Description of the task: Set down, in full, every record in the block.
________________
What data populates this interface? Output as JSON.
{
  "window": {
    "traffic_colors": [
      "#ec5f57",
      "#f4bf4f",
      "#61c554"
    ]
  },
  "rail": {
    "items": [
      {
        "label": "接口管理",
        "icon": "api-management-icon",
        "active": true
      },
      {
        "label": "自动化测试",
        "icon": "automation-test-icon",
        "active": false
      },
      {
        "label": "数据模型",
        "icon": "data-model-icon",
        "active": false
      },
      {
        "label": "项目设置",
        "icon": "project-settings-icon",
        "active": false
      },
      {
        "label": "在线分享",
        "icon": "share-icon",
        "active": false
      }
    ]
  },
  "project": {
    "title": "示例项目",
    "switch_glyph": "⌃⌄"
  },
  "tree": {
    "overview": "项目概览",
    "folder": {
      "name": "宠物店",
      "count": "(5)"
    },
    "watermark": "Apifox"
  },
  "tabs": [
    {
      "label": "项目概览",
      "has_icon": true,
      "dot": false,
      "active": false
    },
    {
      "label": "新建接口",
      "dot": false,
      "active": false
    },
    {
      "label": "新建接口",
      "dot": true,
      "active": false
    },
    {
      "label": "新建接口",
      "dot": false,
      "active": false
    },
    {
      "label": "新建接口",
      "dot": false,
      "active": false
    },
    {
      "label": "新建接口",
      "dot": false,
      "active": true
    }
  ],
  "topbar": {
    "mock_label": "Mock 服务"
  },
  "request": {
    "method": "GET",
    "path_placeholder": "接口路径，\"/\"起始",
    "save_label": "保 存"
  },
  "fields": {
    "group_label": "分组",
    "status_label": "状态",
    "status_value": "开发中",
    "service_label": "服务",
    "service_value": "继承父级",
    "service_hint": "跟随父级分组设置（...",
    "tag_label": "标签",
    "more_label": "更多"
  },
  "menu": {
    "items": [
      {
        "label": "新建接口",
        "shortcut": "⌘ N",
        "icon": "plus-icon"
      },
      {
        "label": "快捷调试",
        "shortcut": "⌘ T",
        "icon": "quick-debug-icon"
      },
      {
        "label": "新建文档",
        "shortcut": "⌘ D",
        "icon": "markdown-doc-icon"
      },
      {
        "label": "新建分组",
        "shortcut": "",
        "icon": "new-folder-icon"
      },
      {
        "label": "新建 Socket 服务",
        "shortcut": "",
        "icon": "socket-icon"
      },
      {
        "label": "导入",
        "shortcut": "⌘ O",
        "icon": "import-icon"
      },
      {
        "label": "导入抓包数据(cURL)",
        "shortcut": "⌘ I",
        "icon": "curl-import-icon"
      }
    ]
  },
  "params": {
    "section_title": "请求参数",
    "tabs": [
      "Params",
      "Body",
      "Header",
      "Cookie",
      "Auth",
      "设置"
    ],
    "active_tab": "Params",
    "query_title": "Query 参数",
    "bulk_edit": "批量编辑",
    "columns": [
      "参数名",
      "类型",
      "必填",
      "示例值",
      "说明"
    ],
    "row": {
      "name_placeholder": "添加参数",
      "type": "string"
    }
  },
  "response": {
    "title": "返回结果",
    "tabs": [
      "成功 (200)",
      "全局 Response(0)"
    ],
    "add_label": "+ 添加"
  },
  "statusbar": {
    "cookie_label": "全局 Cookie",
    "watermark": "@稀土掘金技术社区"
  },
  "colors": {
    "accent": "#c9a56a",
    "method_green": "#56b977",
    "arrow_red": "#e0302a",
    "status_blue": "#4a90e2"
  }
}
________________
Answer for this exercise:
What data populates this interface? Output as JSON.
{
  "window": {
    "traffic_colors": [
      "#ec5f57",
      "#f4bf4f",
      "#61c554"
    ]
  },
  "rail": {
    "items": [
      {
        "label": "接口管理",
        "icon": "api-management-icon",
        "active": true
      },
      {
        "label": "自动化测试",
        "icon": "automation-test-icon",
        "active": false
      },
      {
        "label": "数据模型",
        "icon": "data-model-icon",
        "active": false
      },
      {
        "label": "项目设置",
        "icon": "project-settings-icon",
        "active": false
      },
      {
        "label": "在线分享",
        "icon": "share-icon",
        "active": false
      }
    ]
  },
  "project": {
    "title": "示例项目",
    "switch_glyph": "⌃⌄"
  },
  "tree": {
    "overview": "项目概览",
    "folder": {
      "name": "宠物店",
      "count": "(5)"
    },
    "watermark": "Apifox"
  },
  "tabs": [
    {
      "label": "项目概览",
      "has_icon": true,
      "dot": false,
      "active": false
    },
    {
      "label": "新建接口",
      "dot": false,
      "active": false
    },
    {
      "label": "新建接口",
      "dot": true,
      "active": false
    },
    {
      "label": "新建接口",
      "dot": false,
      "active": false
    },
    {
      "label": "新建接口",
      "dot": false,
      "active": false
    },
    {
      "label": "新建接口",
      "dot": false,
      "active": true
    }
  ],
  "topbar": {
    "mock_label": "Mock 服务"
  },
  "request": {
    "method": "GET",
    "path_placeholder": "接口路径，\"/\"起始",
    "save_label": "保 存"
  },
  "fields": {
    "group_label": "分组",
    "status_label": "状态",
    "status_value": "开发中",
    "service_label": "服务",
    "service_value": "继承父级",
    "service_hint": "跟随父级分组设置（...",
    "tag_label": "标签",
    "more_label": "更多"
  },
  "menu": {
    "items": [
      {
        "label": "新建接口",
        "shortcut": "⌘ N",
        "icon": "plus-icon"
      },
      {
        "label": "快捷调试",
        "shortcut": "⌘ T",
        "icon": "quick-debug-icon"
      },
      {
        "label": "新建文档",
        "shortcut": "⌘ D",
        "icon": "markdown-doc-icon"
      },
      {
        "label": "新建分组",
        "shortcut": "",
        "icon": "new-folder-icon"
      },
      {
        "label": "新建 Socket 服务",
        "shortcut": "",
        "icon": "socket-icon"
      },
      {
        "label": "导入",
        "shortcut": "⌘ O",
        "icon": "import-icon"
      },
      {
        "label": "导入抓包数据(cURL)",
        "shortcut": "⌘ I",
        "icon": "curl-import-icon"
      }
    ]
  },
  "params": {
    "section_title": "请求参数",
    "tabs": [
      "Params",
      "Body",
      "Header",
      "Cookie",
      "Auth",
      "设置"
    ],
    "active_tab": "Params",
    "query_title": "Query 参数",
    "bulk_edit": "批量编辑",
    "columns": [
      "参数名",
      "类型",
      "必填",
      "示例值",
      "说明"
    ],
    "row": {
      "name_placeholder": "添加参数",
      "type": "string"
    }
  },
  "response": {
    "title": "返回结果",
    "tabs": [
      "成功 (200)",
      "全局 Response(0)"
    ],
    "add_label": "+ 添加"
  },
  "statusbar": {
    "cookie_label": "全局 Cookie",
    "watermark": "@稀土掘金技术社区"
  },
  "colors": {
    "accent": "#c9a56a",
    "method_green": "#56b977",
    "arrow_red": "#e0302a",
    "status_blue": "#4a90e2"
  }
}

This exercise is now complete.